> **Short task**:
The records below are to be quoted in full; please keep every word exact.

[Data entries for graphics]
-- start --

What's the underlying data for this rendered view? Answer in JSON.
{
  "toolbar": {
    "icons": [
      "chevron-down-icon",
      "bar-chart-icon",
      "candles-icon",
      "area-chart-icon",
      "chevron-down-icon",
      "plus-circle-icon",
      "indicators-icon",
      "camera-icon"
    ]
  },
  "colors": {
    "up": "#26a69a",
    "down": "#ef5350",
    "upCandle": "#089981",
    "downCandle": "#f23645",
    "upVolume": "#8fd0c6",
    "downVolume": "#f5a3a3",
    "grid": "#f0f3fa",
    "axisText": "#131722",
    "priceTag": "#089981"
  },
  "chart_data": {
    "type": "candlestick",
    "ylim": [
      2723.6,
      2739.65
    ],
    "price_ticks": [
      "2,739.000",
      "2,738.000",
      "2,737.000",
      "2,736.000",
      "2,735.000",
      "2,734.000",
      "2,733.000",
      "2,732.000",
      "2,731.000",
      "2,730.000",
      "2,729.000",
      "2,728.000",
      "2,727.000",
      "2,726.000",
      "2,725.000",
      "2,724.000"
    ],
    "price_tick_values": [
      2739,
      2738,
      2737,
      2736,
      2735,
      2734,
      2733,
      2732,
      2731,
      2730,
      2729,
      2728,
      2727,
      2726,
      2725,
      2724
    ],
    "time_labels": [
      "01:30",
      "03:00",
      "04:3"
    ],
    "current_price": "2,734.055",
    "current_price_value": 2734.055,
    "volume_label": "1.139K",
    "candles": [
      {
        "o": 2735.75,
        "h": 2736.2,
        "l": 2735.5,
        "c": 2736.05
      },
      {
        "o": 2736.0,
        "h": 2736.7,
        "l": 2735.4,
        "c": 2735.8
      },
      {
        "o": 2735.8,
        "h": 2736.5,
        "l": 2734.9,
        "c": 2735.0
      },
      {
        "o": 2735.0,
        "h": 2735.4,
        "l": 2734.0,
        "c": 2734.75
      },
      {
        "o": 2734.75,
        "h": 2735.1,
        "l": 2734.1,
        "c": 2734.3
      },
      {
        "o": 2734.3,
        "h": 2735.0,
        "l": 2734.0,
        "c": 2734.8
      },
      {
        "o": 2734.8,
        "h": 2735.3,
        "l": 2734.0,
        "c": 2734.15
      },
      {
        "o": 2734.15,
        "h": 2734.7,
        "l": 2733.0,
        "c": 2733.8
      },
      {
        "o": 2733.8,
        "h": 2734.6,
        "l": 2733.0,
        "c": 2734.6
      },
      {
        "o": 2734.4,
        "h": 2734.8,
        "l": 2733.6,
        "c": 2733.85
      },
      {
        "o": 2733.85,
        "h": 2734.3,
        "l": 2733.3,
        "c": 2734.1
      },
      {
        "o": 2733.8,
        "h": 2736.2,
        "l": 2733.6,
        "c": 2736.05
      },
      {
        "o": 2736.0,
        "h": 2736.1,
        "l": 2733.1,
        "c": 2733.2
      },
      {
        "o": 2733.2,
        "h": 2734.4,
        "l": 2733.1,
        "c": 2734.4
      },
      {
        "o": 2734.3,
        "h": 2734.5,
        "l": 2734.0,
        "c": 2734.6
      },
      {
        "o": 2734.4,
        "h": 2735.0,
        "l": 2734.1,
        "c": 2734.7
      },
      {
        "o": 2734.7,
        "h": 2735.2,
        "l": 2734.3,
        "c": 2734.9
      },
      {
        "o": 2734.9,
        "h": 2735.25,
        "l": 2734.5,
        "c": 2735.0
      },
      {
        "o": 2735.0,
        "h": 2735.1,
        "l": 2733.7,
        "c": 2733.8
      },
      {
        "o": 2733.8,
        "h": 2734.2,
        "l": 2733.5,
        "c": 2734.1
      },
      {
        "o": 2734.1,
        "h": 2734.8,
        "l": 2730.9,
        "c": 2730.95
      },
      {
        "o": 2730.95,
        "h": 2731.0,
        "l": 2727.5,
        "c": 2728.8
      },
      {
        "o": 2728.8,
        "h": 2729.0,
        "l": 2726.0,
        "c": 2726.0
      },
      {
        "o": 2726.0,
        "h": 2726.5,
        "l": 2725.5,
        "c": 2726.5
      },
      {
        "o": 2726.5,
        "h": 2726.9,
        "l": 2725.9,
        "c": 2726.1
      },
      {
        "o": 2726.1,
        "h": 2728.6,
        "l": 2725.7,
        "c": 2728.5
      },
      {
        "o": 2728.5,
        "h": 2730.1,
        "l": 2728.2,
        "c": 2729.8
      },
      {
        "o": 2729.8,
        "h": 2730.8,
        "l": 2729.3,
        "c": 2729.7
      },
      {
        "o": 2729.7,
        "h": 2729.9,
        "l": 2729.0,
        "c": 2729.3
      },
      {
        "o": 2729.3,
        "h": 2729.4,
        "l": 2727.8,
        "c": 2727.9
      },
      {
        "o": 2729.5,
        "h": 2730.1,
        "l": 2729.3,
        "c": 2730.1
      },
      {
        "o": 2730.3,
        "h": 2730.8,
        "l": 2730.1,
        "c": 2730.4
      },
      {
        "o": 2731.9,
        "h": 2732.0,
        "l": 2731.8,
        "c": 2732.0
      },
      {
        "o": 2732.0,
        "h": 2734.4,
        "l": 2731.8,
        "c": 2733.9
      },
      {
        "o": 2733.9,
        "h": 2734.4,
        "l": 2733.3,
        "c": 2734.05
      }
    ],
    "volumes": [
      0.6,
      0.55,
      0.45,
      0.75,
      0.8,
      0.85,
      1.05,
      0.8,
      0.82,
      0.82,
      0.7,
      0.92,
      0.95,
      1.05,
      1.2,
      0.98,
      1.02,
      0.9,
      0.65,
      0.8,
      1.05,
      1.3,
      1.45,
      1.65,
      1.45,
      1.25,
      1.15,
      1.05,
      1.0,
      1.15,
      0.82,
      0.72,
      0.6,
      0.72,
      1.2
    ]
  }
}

-- end --

> **Solution to this problem**:
What's the underlying data for this rendered view? Answer in JSON.
{
  "toolbar": {
    "icons": [
      "chevron-down-icon",
      "bar-chart-icon",
      "candles-icon",
      "area-chart-icon",
      "chevron-down-icon",
      "plus-circle-icon",
      "indicators-icon",
      "camera-icon"
    ]
  },
  "colors": {
    "up": "#26a69a",
    "down": "#ef5350",
    "upCandle": "#089981",
    "downCandle": "#f23645",
    "upVolume": "#8fd0c6",
    "downVolume": "#f5a3a3",
    "grid": "#f0f3fa",
    "axisText": "#131722",
    "priceTag": "#089981"
  },
  "chart_data": {
    "type": "candlestick",
    "ylim": [
      2723.6,
      2739.65
    ],
    "price_ticks": [
      "2,739.000",
      "2,738.000",
      "2,737.000",
      "2,736.000",
      "2,735.000",
      "2,734.000",
      "2,733.000",
      "2,732.000",
      "2,731.000",
      "2,730.000",
      "2,729.000",
      "2,728.000",
      "2,727.000",
      "2,726.000",
      "2,725.000",
      "2,724.000"
    ],
    "price_tick_values": [
      2739,
      2738,
      2737,
      2736,
      2735,
      2734,
      2733,
      2732,
      2731,
      2730,
      2729,
      2728,
      2727,
      2726,
      2725,
      2724
    ],
    "time_labels": [
      "01:30",
      "03:00",
      "04:3"
    ],
    "current_price": "2,734.055",
    "current_price_value": 2734.055,
    "volume_label": "1.139K",
    "candles": [
      {
        "o": 2735.75,
        "h": 2736.2,
        "l": 2735.5,
        "c": 2736.05
      },
      {
        "o": 2736.0,
        "h": 2736.7,
        "l": 2735.4,
        "c": 2735.8
      },
      {
        "o": 2735.8,
        "h": 2736.5,
        "l": 2734.9,
        "c": 2735.0
      },
      {
        "o": 2735.0,
        "h": 2735.4,
        "l": 2734.0,
        "c": 2734.75
      },
      {
        "o": 2734.75,
        "h": 2735.1,
        "l": 2734.1,
        "c": 2734.3
      },
      {
        "o": 2734.3,
        "h": 2735.0,
        "l": 2734.0,
        "c": 2734.8
      },
      {
        "o": 2734.8,
        "h": 2735.3,
        "l": 2734.0,
        "c": 2734.15
      },
      {
        "o": 2734.15,
        "h": 2734.7,
        "l": 2733.0,
        "c": 2733.8
      },
      {
        "o": 2733.8,
        "h": 2734.6,
        "l": 2733.0,
        "c": 2734.6
      },
      {
        "o": 2734.4,
        "h": 2734.8,
        "l": 2733.6,
        "c": 2733.85
      },
      {
        "o": 2733.85,
        "h": 2734.3,
        "l": 2733.3,
        "c": 2734.1
      },
      {
        "o": 2733.8,
        "h": 2736.2,
        "l": 2733.6,
        "c": 2736.05
      },
      {
        "o": 2736.0,
        "h": 2736.1,
        "l": 2733.1,
        "c": 2733.2
      },
      {
        "o": 2733.2,
        "h": 2734.4,
        "l": 2733.1,
        "c": 2734.4
      },
      {
        "o": 2734.3,
        "h": 2734.5,
        "l": 2734.0,
        "c": 2734.6
      },
      {
        "o": 2734.4,
        "h": 2735.0,
        "l": 2734.1,
        "c": 2734.7
      },
      {
        "o": 2734.7,
        "h": 2735.2,
        "l": 2734.3,
        "c": 2734.9
      },
      {
        "o": 2734.9,
        "h": 2735.25,
        "l": 2734.5,
        "c": 2735.0
      },
      {
        "o": 2735.0,
        "h": 2735.1,
        "l": 2733.7,
        "c": 2733.8
      },
      {
        "o": 2733.8,
        "h": 2734.2,
        "l": 2733.5,
        "c": 2734.1
      },
      {
        "o": 2734.1,
        "h": 2734.8,
        "l": 2730.9,
        "c": 2730.95
      },
      {
        "o": 2730.95,
        "h": 2731.0,
        "l": 2727.5,
        "c": 2728.8
      },
      {
        "o": 2728.8,
        "h": 2729.0,
        "l": 2726.0,
        "c": 2726.0
      },
      {
        "o": 2726.0,
        "h": 2726.5,
        "l": 2725.5,
        "c": 2726.5
      },
      {
        "o": 2726.5,
        "h": 2726.9,
        "l": 2725.9,
        "c": 2726.1
      },
      {
        "o": 2726.1,
        "h": 2728.6,
        "l": 2725.7,
        "c": 2728.5
      },
      {
        "o": 2728.5,
        "h": 2730.1,
        "l": 2728.2,
        "c": 2729.8
      },
      {
        "o": 2729.8,
        "h": 2730.8,
        "l": 2729.3,
        "c": 2729.7
      },
      {
        "o": 2729.7,
        "h": 2729.9,
        "l": 2729.0,
        "c": 2729.3
      },
      {
        "o": 2729.3,
        "h": 2729.4,
        "l": 2727.8,
        "c": 2727.9
      },
      {
        "o": 2729.5,
        "h": 2730.1,
        "l": 2729.3,
        "c": 2730.1
      },
      {
        "o": 2730.3,
        "h": 2730.8,
        "l": 2730.1,
        "c": 2730.4
      },
      {
        "o": 2731.9,
        "h": 2732.0,
        "l": 2731.8,
        "c": 2732.0
      },
      {
        "o": 2732.0,
        "h": 2734.4,
        "l": 2731.8,
        "c": 2733.9
      },
      {
        "o": 2733.9,
        "h": 2734.4,
        "l": 2733.3,
        "c": 2734.05
      }
    ],
    "volumes": [
      0.6,
      0.55,
      0.45,
      0.75,
      0.8,
      0.85,
      1.05,
      0.8,
      0.82,
      0.82,
      0.7,
      0.92,
      0.95,
      1.05,
      1.2,
      0.98,
      1.02,
      0.9,
      0.65,
      0.8,
      1.05,
      1.3,
      1.45,
      1.65,
      1.45,
      1.25,
      1.15,
      1.05,
      1.0,
      1.15,
      0.82,
      0.72,
      0.6,
      0.72,
      1.2
    ]
  }
}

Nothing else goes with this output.